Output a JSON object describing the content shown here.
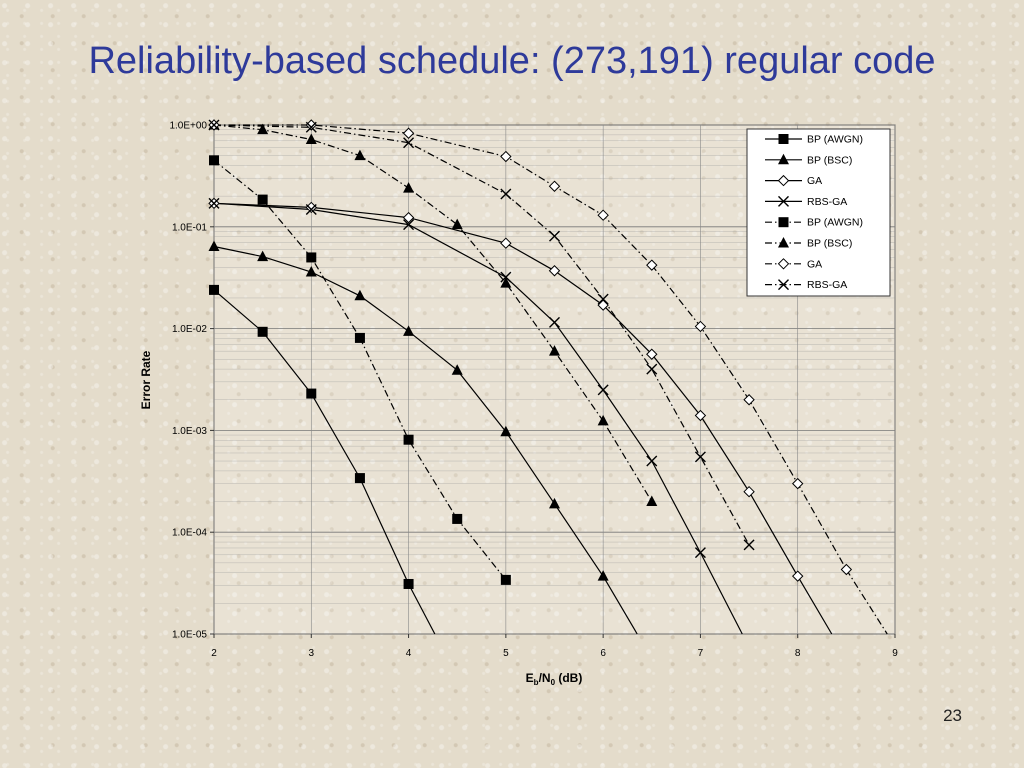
{
  "slide": {
    "title": "Reliability-based schedule: (273,191) regular code",
    "page_number": "23"
  },
  "chart_data": {
    "type": "line",
    "title": "",
    "xlabel_main": "E",
    "xlabel_sub1": "b",
    "xlabel_mid": "/N",
    "xlabel_sub2": "0",
    "xlabel_tail": " (dB)",
    "ylabel": "Error Rate",
    "xlim": [
      2,
      9
    ],
    "ylim": [
      1e-05,
      1
    ],
    "yscale": "log",
    "x_ticks": [
      "2",
      "3",
      "4",
      "5",
      "6",
      "7",
      "8",
      "9"
    ],
    "y_ticks": [
      "1.0E+00",
      "1.0E-01",
      "1.0E-02",
      "1.0E-03",
      "1.0E-04",
      "1.0E-05"
    ],
    "grid": true,
    "legend_position": "top-right",
    "series": [
      {
        "name": "BP (AWGN)",
        "line": "solid",
        "marker": "square",
        "x": [
          2,
          2.5,
          3,
          3.5,
          4
        ],
        "y": [
          0.024,
          0.0093,
          0.0023,
          0.00034,
          3.1e-05
        ],
        "ext_x": [
          4,
          4.27
        ],
        "ext_y": [
          3.1e-05,
          1e-05
        ]
      },
      {
        "name": "BP (BSC)",
        "line": "solid",
        "marker": "triangle",
        "x": [
          2,
          2.5,
          3,
          3.5,
          4,
          4.5,
          5,
          5.5,
          6
        ],
        "y": [
          0.064,
          0.051,
          0.036,
          0.021,
          0.0094,
          0.0039,
          0.00097,
          0.00019,
          3.7e-05
        ],
        "ext_x": [
          6,
          6.35
        ],
        "ext_y": [
          3.7e-05,
          1e-05
        ]
      },
      {
        "name": "GA",
        "line": "solid",
        "marker": "diamond",
        "x": [
          2,
          3,
          4,
          5,
          5.5,
          6,
          6.5,
          7,
          7.5,
          8
        ],
        "y": [
          0.17,
          0.155,
          0.123,
          0.069,
          0.037,
          0.017,
          0.0056,
          0.0014,
          0.00025,
          3.7e-05
        ],
        "ext_x": [
          8,
          8.35
        ],
        "ext_y": [
          3.7e-05,
          1e-05
        ]
      },
      {
        "name": "RBS-GA",
        "line": "solid",
        "marker": "cross",
        "x": [
          2,
          3,
          4,
          5,
          5.5,
          6,
          6.5,
          7
        ],
        "y": [
          0.17,
          0.148,
          0.105,
          0.032,
          0.0115,
          0.0025,
          0.0005,
          6.3e-05
        ],
        "ext_x": [
          7,
          7.43
        ],
        "ext_y": [
          6.3e-05,
          1e-05
        ]
      },
      {
        "name": "BP (AWGN)",
        "line": "dashdot",
        "marker": "square",
        "x": [
          2,
          2.5,
          3,
          3.5,
          4,
          4.5,
          5
        ],
        "y": [
          0.45,
          0.185,
          0.05,
          0.0081,
          0.00081,
          0.000135,
          3.4e-05
        ],
        "ext_x": [],
        "ext_y": []
      },
      {
        "name": "BP (BSC)",
        "line": "dashdot",
        "marker": "triangle",
        "x": [
          2,
          2.5,
          3,
          3.5,
          4,
          4.5,
          5,
          5.5,
          6,
          6.5
        ],
        "y": [
          1.0,
          0.9,
          0.72,
          0.5,
          0.24,
          0.105,
          0.028,
          0.006,
          0.00124,
          0.0002
        ],
        "ext_x": [],
        "ext_y": []
      },
      {
        "name": "GA",
        "line": "dashdot",
        "marker": "diamond",
        "x": [
          2,
          3,
          4,
          5,
          5.5,
          6,
          6.5,
          7,
          7.5,
          8,
          8.5
        ],
        "y": [
          1.0,
          1.0,
          0.83,
          0.49,
          0.25,
          0.13,
          0.042,
          0.0105,
          0.002,
          0.0003,
          4.3e-05
        ],
        "ext_x": [
          8.5,
          8.92
        ],
        "ext_y": [
          4.3e-05,
          1e-05
        ]
      },
      {
        "name": "RBS-GA",
        "line": "dashdot",
        "marker": "cross",
        "x": [
          2,
          3,
          4,
          5,
          5.5,
          6,
          6.5,
          7,
          7.5
        ],
        "y": [
          1.0,
          0.95,
          0.67,
          0.21,
          0.081,
          0.0195,
          0.004,
          0.00055,
          7.5e-05
        ],
        "ext_x": [],
        "ext_y": []
      }
    ]
  }
}
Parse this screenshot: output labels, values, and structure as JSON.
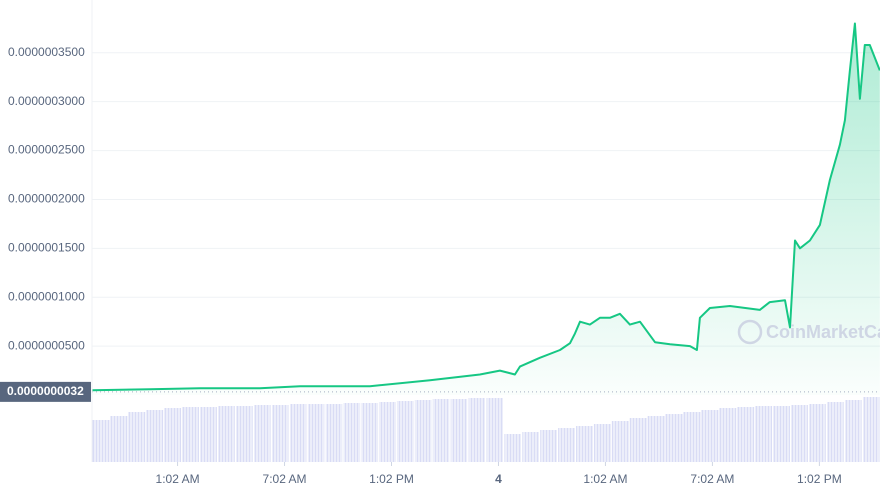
{
  "chart_data": {
    "type": "line",
    "x": [
      0,
      3.25,
      6.06,
      9.42,
      11.67,
      15.59,
      18.96,
      21.76,
      22.88,
      23.72,
      24.0,
      25.12,
      26.25,
      26.81,
      27.09,
      27.37,
      27.93,
      28.49,
      29.05,
      29.61,
      30.17,
      30.74,
      31.58,
      32.42,
      33.54,
      33.93,
      34.1,
      34.66,
      35.78,
      37.46,
      38.02,
      38.87,
      39.15,
      39.43,
      39.71,
      40.27,
      40.83,
      41.39,
      41.95,
      42.23,
      42.51,
      42.79,
      43.07,
      43.35,
      43.63,
      44.19
    ],
    "series": [
      {
        "color": "#16c784",
        "values": [
          4.9e-09,
          5.9e-09,
          7e-09,
          7e-09,
          9e-09,
          9e-09,
          1.5e-08,
          2.1e-08,
          2.5e-08,
          2.1e-08,
          2.9e-08,
          3.8e-08,
          4.6e-08,
          5.3e-08,
          6.3e-08,
          7.5e-08,
          7.2e-08,
          7.9e-08,
          7.9e-08,
          8.3e-08,
          7.2e-08,
          7.5e-08,
          5.4e-08,
          5.2e-08,
          5e-08,
          4.6e-08,
          7.9e-08,
          8.9e-08,
          9.1e-08,
          8.7e-08,
          9.5e-08,
          9.7e-08,
          6.9e-08,
          1.58e-07,
          1.5e-07,
          1.58e-07,
          1.74e-07,
          2.2e-07,
          2.56e-07,
          2.81e-07,
          3.32e-07,
          3.8e-07,
          3.03e-07,
          3.58e-07,
          3.58e-07,
          3.32e-07
        ]
      }
    ],
    "volume": {
      "color": "#cfd3f2",
      "values": [
        42,
        46,
        50,
        52,
        54,
        55,
        55,
        56,
        56,
        57,
        57,
        58,
        58,
        58,
        59,
        59,
        60,
        61,
        62,
        63,
        63,
        64,
        64,
        28,
        30,
        32,
        34,
        36,
        38,
        41,
        44,
        46,
        48,
        50,
        52,
        54,
        55,
        56,
        56,
        57,
        58,
        60,
        62,
        65
      ]
    },
    "xlim": [
      0,
      44.2
    ],
    "xticks": [
      {
        "value": 4.8,
        "label": "1:02 AM"
      },
      {
        "value": 10.8,
        "label": "7:02 AM"
      },
      {
        "value": 16.8,
        "label": "1:02 PM"
      },
      {
        "value": 22.8,
        "label": "4"
      },
      {
        "value": 28.8,
        "label": "1:02 AM"
      },
      {
        "value": 34.8,
        "label": "7:02 AM"
      },
      {
        "value": 40.8,
        "label": "1:02 PM"
      }
    ],
    "ylim": [
      0,
      4.04e-07
    ],
    "yticks": [
      {
        "value": 5e-08,
        "label": "0.0000000500"
      },
      {
        "value": 1e-07,
        "label": "0.0000001000"
      },
      {
        "value": 1.5e-07,
        "label": "0.0000001500"
      },
      {
        "value": 2e-07,
        "label": "0.0000002000"
      },
      {
        "value": 2.5e-07,
        "label": "0.0000002500"
      },
      {
        "value": 3e-07,
        "label": "0.0000003000"
      },
      {
        "value": 3.5e-07,
        "label": "0.0000003500"
      }
    ],
    "current_price": {
      "value": 3.2e-09,
      "label": "0.0000000032"
    },
    "watermark": "CoinMarketCap",
    "grid": true
  }
}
- - -
• _Instructions for the task_:
Output the records above exactly as they are, leaving out the pictures.

• _Answer for this exercise_:
Output a JSON object describing the content shown here.
{
  "slide": {
    "title": "Reliability-based schedule: (273,191) regular code",
    "page_number": "23"
  },
  "chart_data": {
    "type": "line",
    "title": "",
    "xlabel_main": "E",
    "xlabel_sub1": "b",
    "xlabel_mid": "/N",
    "xlabel_sub2": "0",
    "xlabel_tail": " (dB)",
    "ylabel": "Error Rate",
    "xlim": [
      2,
      9
    ],
    "ylim": [
      1e-05,
      1
    ],
    "yscale": "log",
    "x_ticks": [
      "2",
      "3",
      "4",
      "5",
      "6",
      "7",
      "8",
      "9"
    ],
    "y_ticks": [
      "1.0E+00",
      "1.0E-01",
      "1.0E-02",
      "1.0E-03",
      "1.0E-04",
      "1.0E-05"
    ],
    "grid": true,
    "legend_position": "top-right",
    "series": [
      {
        "name": "BP (AWGN)",
        "line": "solid",
        "marker": "square",
        "x": [
          2,
          2.5,
          3,
          3.5,
          4
        ],
        "y": [
          0.024,
          0.0093,
          0.0023,
          0.00034,
          3.1e-05
        ],
        "ext_x": [
          4,
          4.27
        ],
        "ext_y": [
          3.1e-05,
          1e-05
        ]
      },
      {
        "name": "BP (BSC)",
        "line": "solid",
        "marker": "triangle",
        "x": [
          2,
          2.5,
          3,
          3.5,
          4,
          4.5,
          5,
          5.5,
          6
        ],
        "y": [
          0.064,
          0.051,
          0.036,
          0.021,
          0.0094,
          0.0039,
          0.00097,
          0.00019,
          3.7e-05
        ],
        "ext_x": [
          6,
          6.35
        ],
        "ext_y": [
          3.7e-05,
          1e-05
        ]
      },
      {
        "name": "GA",
        "line": "solid",
        "marker": "diamond",
        "x": [
          2,
          3,
          4,
          5,
          5.5,
          6,
          6.5,
          7,
          7.5,
          8
        ],
        "y": [
          0.17,
          0.155,
          0.123,
          0.069,
          0.037,
          0.017,
          0.0056,
          0.0014,
          0.00025,
          3.7e-05
        ],
        "ext_x": [
          8,
          8.35
        ],
        "ext_y": [
          3.7e-05,
          1e-05
        ]
      },
      {
        "name": "RBS-GA",
        "line": "solid",
        "marker": "cross",
        "x": [
          2,
          3,
          4,
          5,
          5.5,
          6,
          6.5,
          7
        ],
        "y": [
          0.17,
          0.148,
          0.105,
          0.032,
          0.0115,
          0.0025,
          0.0005,
          6.3e-05
        ],
        "ext_x": [
          7,
          7.43
        ],
        "ext_y": [
          6.3e-05,
          1e-05
        ]
      },
      {
        "name": "BP (AWGN)",
        "line": "dashdot",
        "marker": "square",
        "x": [
          2,
          2.5,
          3,
          3.5,
          4,
          4.5,
          5
        ],
        "y": [
          0.45,
          0.185,
          0.05,
          0.0081,
          0.00081,
          0.000135,
          3.4e-05
        ],
        "ext_x": [],
        "ext_y": []
      },
      {
        "name": "BP (BSC)",
        "line": "dashdot",
        "marker": "triangle",
        "x": [
          2,
          2.5,
          3,
          3.5,
          4,
          4.5,
          5,
          5.5,
          6,
          6.5
        ],
        "y": [
          1.0,
          0.9,
          0.72,
          0.5,
          0.24,
          0.105,
          0.028,
          0.006,
          0.00124,
          0.0002
        ],
        "ext_x": [],
        "ext_y": []
      },
      {
        "name": "GA",
        "line": "dashdot",
        "marker": "diamond",
        "x": [
          2,
          3,
          4,
          5,
          5.5,
          6,
          6.5,
          7,
          7.5,
          8,
          8.5
        ],
        "y": [
          1.0,
          1.0,
          0.83,
          0.49,
          0.25,
          0.13,
          0.042,
          0.0105,
          0.002,
          0.0003,
          4.3e-05
        ],
        "ext_x": [
          8.5,
          8.92
        ],
        "ext_y": [
          4.3e-05,
          1e-05
        ]
      },
      {
        "name": "RBS-GA",
        "line": "dashdot",
        "marker": "cross",
        "x": [
          2,
          3,
          4,
          5,
          5.5,
          6,
          6.5,
          7,
          7.5
        ],
        "y": [
          1.0,
          0.95,
          0.67,
          0.21,
          0.081,
          0.0195,
          0.004,
          0.00055,
          7.5e-05
        ],
        "ext_x": [],
        "ext_y": []
      }
    ]
  }
}
Parse this screenshot: output labels, values, and structure as JSON.
{
  "chart_data": {
    "type": "line",
    "x": [
      0,
      3.25,
      6.06,
      9.42,
      11.67,
      15.59,
      18.96,
      21.76,
      22.88,
      23.72,
      24.0,
      25.12,
      26.25,
      26.81,
      27.09,
      27.37,
      27.93,
      28.49,
      29.05,
      29.61,
      30.17,
      30.74,
      31.58,
      32.42,
      33.54,
      33.93,
      34.1,
      34.66,
      35.78,
      37.46,
      38.02,
      38.87,
      39.15,
      39.43,
      39.71,
      40.27,
      40.83,
      41.39,
      41.95,
      42.23,
      42.51,
      42.79,
      43.07,
      43.35,
      43.63,
      44.19
    ],
    "series": [
      {
        "color": "#16c784",
        "values": [
          4.9e-09,
          5.9e-09,
          7e-09,
          7e-09,
          9e-09,
          9e-09,
          1.5e-08,
          2.1e-08,
          2.5e-08,
          2.1e-08,
          2.9e-08,
          3.8e-08,
          4.6e-08,
          5.3e-08,
          6.3e-08,
          7.5e-08,
          7.2e-08,
          7.9e-08,
          7.9e-08,
          8.3e-08,
          7.2e-08,
          7.5e-08,
          5.4e-08,
          5.2e-08,
          5e-08,
          4.6e-08,
          7.9e-08,
          8.9e-08,
          9.1e-08,
          8.7e-08,
          9.5e-08,
          9.7e-08,
          6.9e-08,
          1.58e-07,
          1.5e-07,
          1.58e-07,
          1.74e-07,
          2.2e-07,
          2.56e-07,
          2.81e-07,
          3.32e-07,
          3.8e-07,
          3.03e-07,
          3.58e-07,
          3.58e-07,
          3.32e-07
        ]
      }
    ],
    "volume": {
      "color": "#cfd3f2",
      "values": [
        42,
        46,
        50,
        52,
        54,
        55,
        55,
        56,
        56,
        57,
        57,
        58,
        58,
        58,
        59,
        59,
        60,
        61,
        62,
        63,
        63,
        64,
        64,
        28,
        30,
        32,
        34,
        36,
        38,
        41,
        44,
        46,
        48,
        50,
        52,
        54,
        55,
        56,
        56,
        57,
        58,
        60,
        62,
        65
      ]
    },
    "xlim": [
      0,
      44.2
    ],
    "xticks": [
      {
        "value": 4.8,
        "label": "1:02 AM"
      },
      {
        "value": 10.8,
        "label": "7:02 AM"
      },
      {
        "value": 16.8,
        "label": "1:02 PM"
      },
      {
        "value": 22.8,
        "label": "4"
      },
      {
        "value": 28.8,
        "label": "1:02 AM"
      },
      {
        "value": 34.8,
        "label": "7:02 AM"
      },
      {
        "value": 40.8,
        "label": "1:02 PM"
      }
    ],
    "ylim": [
      0,
      4.04e-07
    ],
    "yticks": [
      {
        "value": 5e-08,
        "label": "0.0000000500"
      },
      {
        "value": 1e-07,
        "label": "0.0000001000"
      },
      {
        "value": 1.5e-07,
        "label": "0.0000001500"
      },
      {
        "value": 2e-07,
        "label": "0.0000002000"
      },
      {
        "value": 2.5e-07,
        "label": "0.0000002500"
      },
      {
        "value": 3e-07,
        "label": "0.0000003000"
      },
      {
        "value": 3.5e-07,
        "label": "0.0000003500"
      }
    ],
    "current_price": {
      "value": 3.2e-09,
      "label": "0.0000000032"
    },
    "watermark": "CoinMarketCap",
    "grid": true
  }
}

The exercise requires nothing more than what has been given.